* [TEXT SHOWN]
Skip to content
New issue

Have a question about this project? Sign up for a free GitHub account to open an issue and contact its maintainers and the community.

By clicking “Sign up for GitHub”, you agree to our terms of service and privacy statement. We’ll occasionally send you account related emails.

Already on GitHub? Sign in to your account

Env helper layers #598

Closed
wants to merge 3 commits into from
Closed

Env helper layers #598

wants to merge 3 commits into from

Conversation

schneems
Copy link
Contributor

@schneems schneems commented Jul 16, 2023

When a developer needs to set environment variables only, they have to make a layer struct and pass it to handle_layer. Instead of forcing them to write a boilerplate struct, this commit provides two utility structs:

  • DefaultEnvLayer - Used to set default environment variables
  • ConfigureEnvLayer - Can be used with LayerEnv::new() to configure any environment variables (versus DefaultEnvLayer only creates default environment variables).

An alternative to providing structs could be to provide functions that accept a context and layer name in addition to the required env data.

GUS-W-13815854.

@schneems schneems force-pushed the schneems/env-apis branch 3 times, most recently from 1d1127b to 70f4366 Compare July 16, 2023 21:45
@schneems schneems marked this pull request as ready for review July 16, 2023 22:01
@schneems schneems requested a review from a team as a code owner July 16, 2023 22:01
@schneems schneems force-pushed the schneems/env-apis branch 2 times, most recently from 4e317c3 to 36632a1 Compare July 17, 2023 16:22
@colincasey
Copy link
Contributor

@schneems i like this idea of reducing layer boilerplate for common operations like settings environment variables.

my one complaint is that there are two different layer types (DefaultEnvLayer and ConfigureEnvLayer) required to do roughly the same operation. have you considered some alternatives such as:

  • using a single layer that accepts a list of variants that represent the default vs. advanced env variable definitions?
enum EnvVar {
  Basic(String, String) // key, val
  Full(Scope, ModificationBehavior, String, String)
}

env_layer::create(&context, layer_name!("my_env"), [
  EnvVar::Basic("JRUBY_OPTS", "-Xcompile.invokedynamic=false"),
  EnvVar::Full(Scope::All, ModificationBehavior::Override, "BUNDLE_CLEAN", "1"),
])?;
  • using a builder to allow both default and full configuration values to be supplied?
env_layer::builder()
  .set("JRUBY_OPTS", "-Xcompile.invokedynamic=false")
  .set_with_options("BUNDLE_CLEAN", "1", Scope::All, ModificationBehavior::Override)
  .build()?;

apart from that, i think this is a useful addition.

Element position data

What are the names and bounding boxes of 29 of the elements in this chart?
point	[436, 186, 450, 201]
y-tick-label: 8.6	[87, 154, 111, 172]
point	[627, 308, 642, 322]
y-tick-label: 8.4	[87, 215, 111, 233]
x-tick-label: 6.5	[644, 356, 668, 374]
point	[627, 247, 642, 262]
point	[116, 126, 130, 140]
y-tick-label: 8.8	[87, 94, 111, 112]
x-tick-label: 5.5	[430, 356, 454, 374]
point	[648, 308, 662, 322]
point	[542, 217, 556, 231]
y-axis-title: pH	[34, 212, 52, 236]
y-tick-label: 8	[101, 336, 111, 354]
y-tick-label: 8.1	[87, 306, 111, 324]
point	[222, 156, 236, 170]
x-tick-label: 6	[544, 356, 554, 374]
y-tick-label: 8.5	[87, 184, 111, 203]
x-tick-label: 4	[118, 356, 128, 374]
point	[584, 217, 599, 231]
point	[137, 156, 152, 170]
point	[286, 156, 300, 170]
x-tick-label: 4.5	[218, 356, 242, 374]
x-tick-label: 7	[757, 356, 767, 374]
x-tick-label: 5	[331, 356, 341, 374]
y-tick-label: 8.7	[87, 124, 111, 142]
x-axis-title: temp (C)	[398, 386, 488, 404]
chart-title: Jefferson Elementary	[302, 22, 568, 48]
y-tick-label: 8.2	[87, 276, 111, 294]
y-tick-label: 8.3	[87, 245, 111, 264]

* [CHALLENGES]
• A. Answer these questions about the env helper layers thread:
(i) Which utility struct is used to set default environment variables?
(ii) What does the reply's one complaint say is required to do roughly the same operation?
(iii) In the builder alternative, which method accepts Scope and ModificationBehavior values?
• B. Write the next part of the env helper layers thread, beginning after its last sentence.

* [RESPONSES TO THE EXERCISE]
• A.
(i) DefaultEnvLayer
(ii) Two different layer types, DefaultEnvLayer and ConfigureEnvLayer
(iii) set_with_options

• B.
@schneems
Copy link
Contributor Author

my one complaint is that there are two different layer types (DefaultEnvLayer and ConfigureEnvLayer) required to do roughly the same operation. have you considered some alternatives such as:

My specific need was to set default env vars, but I didn't want to make N different types of ways to handle all the variants (3xScope multiplied by 5xbehavior). I was trying to re-use as much as possible and since LayerEnv::new().chainable_insert() is already a well-established interface that seems to meet everyone's needs, leverage that existing struct. It lets you build an env-only layer that can do everything a hand rolled env-only layer can do, while the default version is optimized for one use case. It's a bit of what I call the "have your cake and eat it too" API pattern.

I would state that my minimum goals are:

  • Introduce a way to set envs without having to define a struct
  • Make the most common operation have an easier interface. For me, this is setting default envs

To that end I've considered the builder (sketch):

let layer = env_layer::builder(
      &context,
      layer_name!("configure_env")
    )
    .default_all(
        "JRUBY_OPTS", 
        "-Xcompile.invokedynamic=false"
    )
    .set_with_options(
        "BUNDLE_CLEAN", 
        "1", 
        Scope::All, ModificationBehavior::Override
    )
    .build()?;

Versus this proposal:

let layer = env_layer::set_envs(
    &context,
    layer_name!("configure_env"),
      LayerEnv::new()
          .chainable_insert(
              Scope::All,
              ModificationBehavior::Default,
              "JRUBY_OPTS",
              "-Xcompile.invokedynamic=false",
          )
          .chainable_insert(
              Scope::All,
              ModificationBehavior::Override,
              "BUNDLE_CLEAN",
              "1",
        )
    )?;

I feel like they're both in the same ballpark. I'm also open to updating my opinion based on use some real world use cases from other existing buildpacks. Maybe there are other operations that are common and itchy enough that they're worth scratching.

One note is that we've got similarly named modules with libcnb::layer_env and libherokubuildpack::env_layer.

@schneems schneems force-pushed the schneems/env-apis branch from 36632a1 to fced2f0 Compare July 24, 2023 19:50
@Malax Malax added libherokubuildpack enhancement New feature or request labels Jul 25, 2023
Copy link
Member

@Malax Malax left a comment

Choose a reason for hiding this comment

The reason will be displayed to describe this comment to others. Learn more.

I'm not opposed to the feature, it can be useful and is a good first example of a generic layer that is not buildpack specific.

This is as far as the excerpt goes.